Reprint the listing. Every line must match the original exactly.

----

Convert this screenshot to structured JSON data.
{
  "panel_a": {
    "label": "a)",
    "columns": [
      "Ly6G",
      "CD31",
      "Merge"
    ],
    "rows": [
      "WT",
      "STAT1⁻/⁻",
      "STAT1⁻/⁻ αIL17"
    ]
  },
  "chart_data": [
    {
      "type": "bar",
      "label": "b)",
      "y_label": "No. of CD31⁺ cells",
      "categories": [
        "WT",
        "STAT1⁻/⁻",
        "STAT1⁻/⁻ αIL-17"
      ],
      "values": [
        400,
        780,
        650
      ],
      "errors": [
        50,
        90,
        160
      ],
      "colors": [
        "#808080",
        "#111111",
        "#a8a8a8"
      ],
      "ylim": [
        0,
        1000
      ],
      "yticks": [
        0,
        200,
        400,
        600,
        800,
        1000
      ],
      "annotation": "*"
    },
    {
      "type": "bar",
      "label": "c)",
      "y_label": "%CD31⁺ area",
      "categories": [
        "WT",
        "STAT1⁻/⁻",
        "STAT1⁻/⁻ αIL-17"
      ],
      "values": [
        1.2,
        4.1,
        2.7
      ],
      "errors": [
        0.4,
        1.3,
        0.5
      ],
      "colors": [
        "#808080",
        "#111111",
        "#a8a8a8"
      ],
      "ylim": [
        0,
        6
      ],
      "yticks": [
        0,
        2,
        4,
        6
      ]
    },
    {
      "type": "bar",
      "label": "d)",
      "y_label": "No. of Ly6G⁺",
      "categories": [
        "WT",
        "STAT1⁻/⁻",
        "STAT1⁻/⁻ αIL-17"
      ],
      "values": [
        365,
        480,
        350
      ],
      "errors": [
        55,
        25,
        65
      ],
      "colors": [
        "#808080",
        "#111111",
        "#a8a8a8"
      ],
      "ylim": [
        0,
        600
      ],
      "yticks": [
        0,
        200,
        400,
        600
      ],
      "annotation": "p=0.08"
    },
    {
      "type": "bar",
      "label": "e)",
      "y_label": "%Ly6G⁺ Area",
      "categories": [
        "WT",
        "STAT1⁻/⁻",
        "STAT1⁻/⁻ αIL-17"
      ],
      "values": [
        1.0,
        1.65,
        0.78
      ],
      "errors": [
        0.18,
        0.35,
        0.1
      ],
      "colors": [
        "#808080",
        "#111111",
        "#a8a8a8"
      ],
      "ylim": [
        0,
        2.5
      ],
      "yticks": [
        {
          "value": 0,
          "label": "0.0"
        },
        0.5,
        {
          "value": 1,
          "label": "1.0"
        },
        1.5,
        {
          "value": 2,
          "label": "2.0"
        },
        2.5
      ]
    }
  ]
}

----

* Exercise response:
Convert this screenshot to structured JSON data.
{
  "panel_a": {
    "label": "a)",
    "columns": [
      "Ly6G",
      "CD31",
      "Merge"
    ],
    "rows": [
      "WT",
      "STAT1⁻/⁻",
      "STAT1⁻/⁻ αIL17"
    ]
  },
  "chart_data": [
    {
      "type": "bar",
      "label": "b)",
      "y_label": "No. of CD31⁺ cells",
      "categories": [
        "WT",
        "STAT1⁻/⁻",
        "STAT1⁻/⁻ αIL-17"
      ],
      "values": [
        400,
        780,
        650
      ],
      "errors": [
        50,
        90,
        160
      ],
      "colors": [
        "#808080",
        "#111111",
        "#a8a8a8"
      ],
      "ylim": [
        0,
        1000
      ],
      "yticks": [
        0,
        200,
        400,
        600,
        800,
        1000
      ],
      "annotation": "*"
    },
    {
      "type": "bar",
      "label": "c)",
      "y_label": "%CD31⁺ area",
      "categories": [
        "WT",
        "STAT1⁻/⁻",
        "STAT1⁻/⁻ αIL-17"
      ],
      "values": [
        1.2,
        4.1,
        2.7
      ],
      "errors": [
        0.4,
        1.3,
        0.5
      ],
      "colors": [
        "#808080",
        "#111111",
        "#a8a8a8"
      ],
      "ylim": [
        0,
        6
      ],
      "yticks": [
        0,
        2,
        4,
        6
      ]
    },
    {
      "type": "bar",
      "label": "d)",
      "y_label": "No. of Ly6G⁺",
      "categories": [
        "WT",
        "STAT1⁻/⁻",
        "STAT1⁻/⁻ αIL-17"
      ],
      "values": [
        365,
        480,
        350
      ],
      "errors": [
        55,
        25,
        65
      ],
      "colors": [
        "#808080",
        "#111111",
        "#a8a8a8"
      ],
      "ylim": [
        0,
        600
      ],
      "yticks": [
        0,
        200,
        400,
        600
      ],
      "annotation": "p=0.08"
    },
    {
      "type": "bar",
      "label": "e)",
      "y_label": "%Ly6G⁺ Area",
      "categories": [
        "WT",
        "STAT1⁻/⁻",
        "STAT1⁻/⁻ αIL-17"
      ],
      "values": [
        1.0,
        1.65,
        0.78
      ],
      "errors": [
        0.18,
        0.35,
        0.1
      ],
      "colors": [
        "#808080",
        "#111111",
        "#a8a8a8"
      ],
      "ylim": [
        0,
        2.5
      ],
      "yticks": [
        {
          "value": 0,
          "label": "0.0"
        },
        0.5,
        {
          "value": 1,
          "label": "1.0"
        },
        1.5,
        {
          "value": 2,
          "label": "2.0"
        },
        2.5
      ]
    }
  ]
}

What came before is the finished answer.